#### WHAT THIS TASK INVOLVES:
Search the listing for the string "label" and copy every line that contains it.

Dataset items:

[Start]

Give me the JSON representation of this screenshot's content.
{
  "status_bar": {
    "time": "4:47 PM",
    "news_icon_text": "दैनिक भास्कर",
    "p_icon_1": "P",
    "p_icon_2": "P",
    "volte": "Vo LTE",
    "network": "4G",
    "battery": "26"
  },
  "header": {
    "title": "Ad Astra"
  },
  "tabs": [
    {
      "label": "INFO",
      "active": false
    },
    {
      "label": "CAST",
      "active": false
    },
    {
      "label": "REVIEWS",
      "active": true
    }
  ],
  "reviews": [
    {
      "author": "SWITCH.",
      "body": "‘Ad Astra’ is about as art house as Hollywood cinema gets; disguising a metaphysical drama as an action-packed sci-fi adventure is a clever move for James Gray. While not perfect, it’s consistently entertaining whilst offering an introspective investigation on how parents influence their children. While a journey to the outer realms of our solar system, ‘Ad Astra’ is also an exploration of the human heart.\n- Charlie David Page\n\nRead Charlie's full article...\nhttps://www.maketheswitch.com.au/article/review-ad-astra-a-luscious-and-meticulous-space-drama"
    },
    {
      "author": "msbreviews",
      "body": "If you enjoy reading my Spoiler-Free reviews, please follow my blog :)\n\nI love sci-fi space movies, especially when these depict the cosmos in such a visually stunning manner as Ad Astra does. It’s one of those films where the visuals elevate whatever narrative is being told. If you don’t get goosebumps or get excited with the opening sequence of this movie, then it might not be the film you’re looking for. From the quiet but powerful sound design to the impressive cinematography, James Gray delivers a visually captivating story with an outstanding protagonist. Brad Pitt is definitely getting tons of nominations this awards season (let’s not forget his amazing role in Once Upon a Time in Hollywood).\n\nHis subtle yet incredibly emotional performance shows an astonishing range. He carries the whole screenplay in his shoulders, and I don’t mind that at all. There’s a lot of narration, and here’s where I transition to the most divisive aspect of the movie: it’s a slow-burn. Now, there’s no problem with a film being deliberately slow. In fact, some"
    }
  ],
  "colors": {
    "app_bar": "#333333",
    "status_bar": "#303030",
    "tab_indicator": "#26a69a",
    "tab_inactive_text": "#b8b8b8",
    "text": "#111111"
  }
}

[End]

#### TASK ANSWER:
      "label": "INFO",
      "label": "CAST",
      "label": "REVIEWS",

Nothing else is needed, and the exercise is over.